### What you will do
Below are some records. Copy every line in them that holds "color".

### Records for the task
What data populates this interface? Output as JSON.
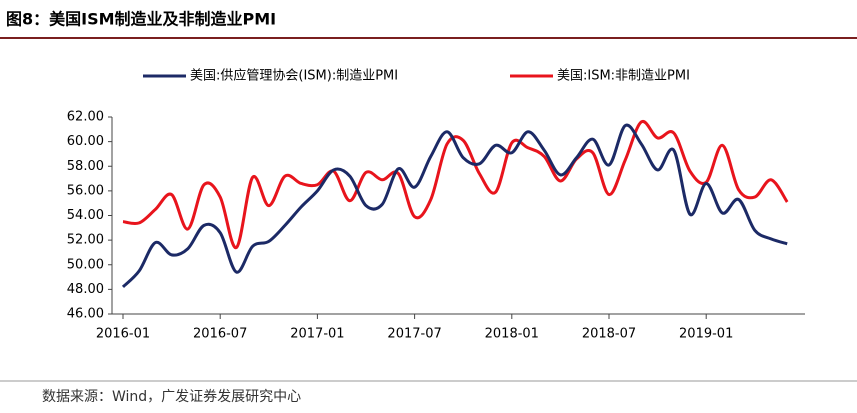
{
  "chart_data": {
    "type": "line",
    "title": "图8：美国ISM制造业及非制造业PMI",
    "source": "数据来源：Wind，广发证券发展研究中心",
    "categories": [
      "2016-01",
      null,
      null,
      null,
      null,
      null,
      "2016-07",
      null,
      null,
      null,
      null,
      null,
      "2017-01",
      null,
      null,
      null,
      null,
      null,
      "2017-07",
      null,
      null,
      null,
      null,
      null,
      "2018-01",
      null,
      null,
      null,
      null,
      null,
      "2018-07",
      null,
      null,
      null,
      null,
      null,
      "2019-01",
      null,
      null,
      null,
      null,
      null
    ],
    "series": [
      {
        "name": "美国:供应管理协会(ISM):制造业PMI",
        "color": "#1c2a66",
        "values": [
          48.2,
          49.5,
          51.8,
          50.8,
          51.3,
          53.2,
          52.6,
          49.4,
          51.5,
          51.9,
          53.2,
          54.7,
          56.0,
          57.7,
          57.2,
          54.8,
          54.9,
          57.8,
          56.3,
          58.8,
          60.8,
          58.7,
          58.2,
          59.7,
          59.1,
          60.8,
          59.3,
          57.3,
          58.7,
          60.2,
          58.1,
          61.3,
          59.8,
          57.7,
          59.3,
          54.1,
          56.6,
          54.2,
          55.3,
          52.8,
          52.1,
          51.7
        ]
      },
      {
        "name": "美国:ISM:非制造业PMI",
        "color": "#e8141c",
        "values": [
          53.5,
          53.4,
          54.5,
          55.7,
          52.9,
          56.5,
          55.5,
          51.4,
          57.1,
          54.8,
          57.2,
          56.6,
          56.5,
          57.6,
          55.2,
          57.5,
          56.9,
          57.4,
          53.9,
          55.3,
          59.8,
          60.1,
          57.4,
          55.9,
          59.9,
          59.5,
          58.8,
          56.8,
          58.6,
          59.1,
          55.7,
          58.5,
          61.6,
          60.3,
          60.7,
          57.6,
          56.7,
          59.7,
          56.1,
          55.5,
          56.9,
          55.1
        ]
      }
    ],
    "ylim": [
      46,
      62
    ],
    "yticks": [
      {
        "value": 46,
        "label": "46.00"
      },
      {
        "value": 48,
        "label": "48.00"
      },
      {
        "value": 50,
        "label": "50.00"
      },
      {
        "value": 52,
        "label": "52.00"
      },
      {
        "value": 54,
        "label": "54.00"
      },
      {
        "value": 56,
        "label": "56.00"
      },
      {
        "value": 58,
        "label": "58.00"
      },
      {
        "value": 60,
        "label": "60.00"
      },
      {
        "value": 62,
        "label": "62.00"
      }
    ],
    "grid": false,
    "legend": "top"
  }
}
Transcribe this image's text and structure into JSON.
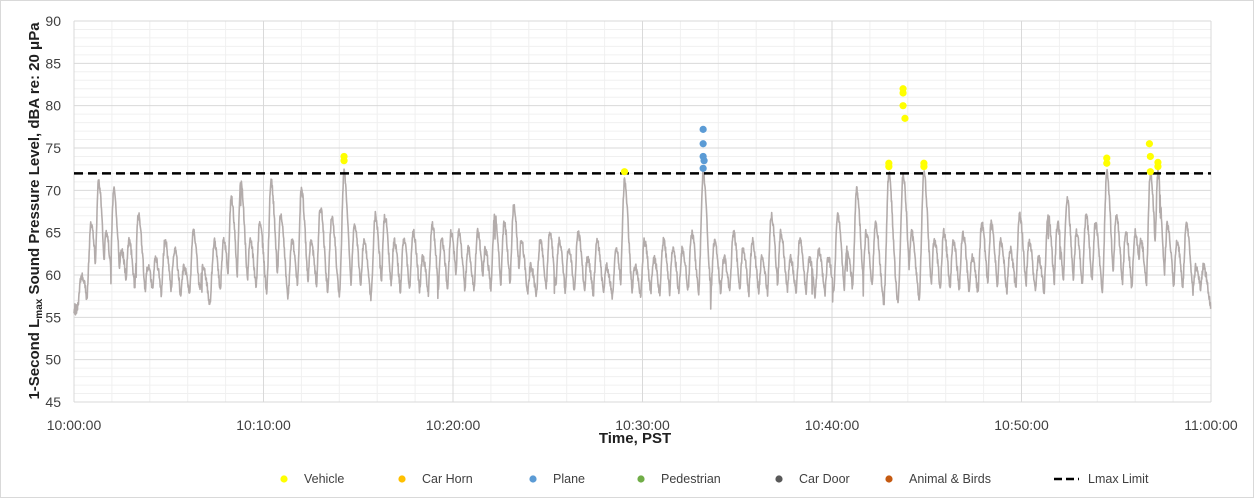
{
  "chart_data": {
    "type": "line",
    "xlabel": "Time, PST",
    "ylabel_prefix": "1-Second L",
    "ylabel_sub": "max",
    "ylabel_suffix": " Sound Pressure Level, dBA re: 20 μPa",
    "ylim": [
      45,
      90
    ],
    "yticks": [
      45,
      50,
      55,
      60,
      65,
      70,
      75,
      80,
      85,
      90
    ],
    "xlim_minutes": [
      0,
      60
    ],
    "xticks": [
      "10:00:00",
      "10:10:00",
      "10:20:00",
      "10:30:00",
      "10:40:00",
      "10:50:00",
      "11:00:00"
    ],
    "grid": "major and minor",
    "legend_position": "bottom",
    "limit": {
      "name": "Lmax Limit",
      "value": 72,
      "color": "#000000"
    },
    "series": [
      {
        "name": "Vehicle",
        "color": "#ffff00",
        "points": [
          [
            14.25,
            73.5
          ],
          [
            14.25,
            74.0
          ],
          [
            29.05,
            72.2
          ],
          [
            43.0,
            72.8
          ],
          [
            43.0,
            73.2
          ],
          [
            43.75,
            82.0
          ],
          [
            43.75,
            81.5
          ],
          [
            43.75,
            80.0
          ],
          [
            43.85,
            78.5
          ],
          [
            44.85,
            72.8
          ],
          [
            44.85,
            73.2
          ],
          [
            54.5,
            73.2
          ],
          [
            54.5,
            73.8
          ],
          [
            56.75,
            75.5
          ],
          [
            56.8,
            74.0
          ],
          [
            56.8,
            72.2
          ],
          [
            57.2,
            73.3
          ],
          [
            57.2,
            72.8
          ]
        ]
      },
      {
        "name": "Car Horn",
        "color": "#ffc000",
        "points": []
      },
      {
        "name": "Plane",
        "color": "#5b9bd5",
        "points": [
          [
            33.2,
            77.2
          ],
          [
            33.2,
            75.5
          ],
          [
            33.2,
            74.0
          ],
          [
            33.25,
            73.5
          ],
          [
            33.2,
            72.6
          ]
        ]
      },
      {
        "name": "Pedestrian",
        "color": "#70ad47",
        "points": []
      },
      {
        "name": "Car Door",
        "color": "#595959",
        "points": []
      },
      {
        "name": "Animal & Birds",
        "color": "#c55a11",
        "points": []
      }
    ],
    "trace": {
      "color": "#b3acab",
      "baseline_db": 55,
      "peaks": [
        [
          0.4,
          60
        ],
        [
          0.9,
          66
        ],
        [
          1.3,
          71
        ],
        [
          1.7,
          65
        ],
        [
          2.1,
          70
        ],
        [
          2.5,
          63
        ],
        [
          2.9,
          64
        ],
        [
          3.4,
          67
        ],
        [
          3.9,
          61
        ],
        [
          4.3,
          62
        ],
        [
          4.8,
          64
        ],
        [
          5.3,
          63
        ],
        [
          5.8,
          61
        ],
        [
          6.3,
          65
        ],
        [
          6.8,
          61
        ],
        [
          7.4,
          64
        ],
        [
          7.9,
          64
        ],
        [
          8.3,
          69
        ],
        [
          8.8,
          71
        ],
        [
          9.3,
          64
        ],
        [
          9.8,
          66
        ],
        [
          10.4,
          71
        ],
        [
          10.9,
          67
        ],
        [
          11.5,
          64
        ],
        [
          12.0,
          70
        ],
        [
          12.5,
          64
        ],
        [
          13.0,
          68
        ],
        [
          13.6,
          67
        ],
        [
          14.25,
          72
        ],
        [
          14.8,
          66
        ],
        [
          15.3,
          64
        ],
        [
          15.9,
          67
        ],
        [
          16.4,
          67
        ],
        [
          16.9,
          64
        ],
        [
          17.4,
          64
        ],
        [
          17.9,
          65
        ],
        [
          18.4,
          62
        ],
        [
          18.9,
          66
        ],
        [
          19.4,
          64
        ],
        [
          19.9,
          65
        ],
        [
          20.3,
          65
        ],
        [
          20.8,
          63
        ],
        [
          21.3,
          65
        ],
        [
          21.7,
          63
        ],
        [
          22.2,
          67
        ],
        [
          22.7,
          66
        ],
        [
          23.2,
          68
        ],
        [
          23.6,
          64
        ],
        [
          24.1,
          61
        ],
        [
          24.6,
          64
        ],
        [
          25.1,
          65
        ],
        [
          25.6,
          64
        ],
        [
          26.1,
          63
        ],
        [
          26.6,
          65
        ],
        [
          27.1,
          62
        ],
        [
          27.6,
          64
        ],
        [
          28.1,
          61
        ],
        [
          28.6,
          63
        ],
        [
          29.05,
          71
        ],
        [
          29.6,
          61
        ],
        [
          30.1,
          64
        ],
        [
          30.6,
          62
        ],
        [
          31.1,
          64
        ],
        [
          31.6,
          63
        ],
        [
          32.1,
          63
        ],
        [
          32.6,
          65
        ],
        [
          33.2,
          72
        ],
        [
          33.8,
          64
        ],
        [
          34.3,
          62
        ],
        [
          34.8,
          65
        ],
        [
          35.3,
          63
        ],
        [
          35.8,
          64
        ],
        [
          36.3,
          62
        ],
        [
          36.8,
          67
        ],
        [
          37.3,
          65
        ],
        [
          37.8,
          62
        ],
        [
          38.3,
          64
        ],
        [
          38.8,
          62
        ],
        [
          39.3,
          63
        ],
        [
          39.8,
          62
        ],
        [
          40.3,
          67
        ],
        [
          40.8,
          63
        ],
        [
          41.3,
          70
        ],
        [
          41.8,
          65
        ],
        [
          42.3,
          66
        ],
        [
          43.0,
          72
        ],
        [
          43.75,
          72
        ],
        [
          44.2,
          65
        ],
        [
          44.85,
          72
        ],
        [
          45.4,
          64
        ],
        [
          45.9,
          65
        ],
        [
          46.4,
          64
        ],
        [
          46.9,
          65
        ],
        [
          47.4,
          62
        ],
        [
          47.9,
          66
        ],
        [
          48.4,
          66
        ],
        [
          48.9,
          64
        ],
        [
          49.4,
          63
        ],
        [
          49.9,
          67
        ],
        [
          50.4,
          64
        ],
        [
          50.9,
          62
        ],
        [
          51.4,
          67
        ],
        [
          51.9,
          66
        ],
        [
          52.4,
          69
        ],
        [
          52.9,
          65
        ],
        [
          53.4,
          67
        ],
        [
          53.9,
          66
        ],
        [
          54.5,
          72
        ],
        [
          55.0,
          67
        ],
        [
          55.5,
          65
        ],
        [
          56.0,
          65
        ],
        [
          56.3,
          64
        ],
        [
          56.8,
          72
        ],
        [
          57.2,
          72
        ],
        [
          57.7,
          66
        ],
        [
          58.2,
          64
        ],
        [
          58.7,
          66
        ],
        [
          59.2,
          61
        ],
        [
          59.6,
          61
        ]
      ]
    }
  }
}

### Full solution
        "color": "#1c2a66",
        "color": "#e8141c",
      "color": "#000000"
        "color": "#ffff00",
        "color": "#ffc000",
        "color": "#5b9bd5",
        "color": "#70ad47",
        "color": "#595959",
        "color": "#c55a11",
      "color": "#b3acab",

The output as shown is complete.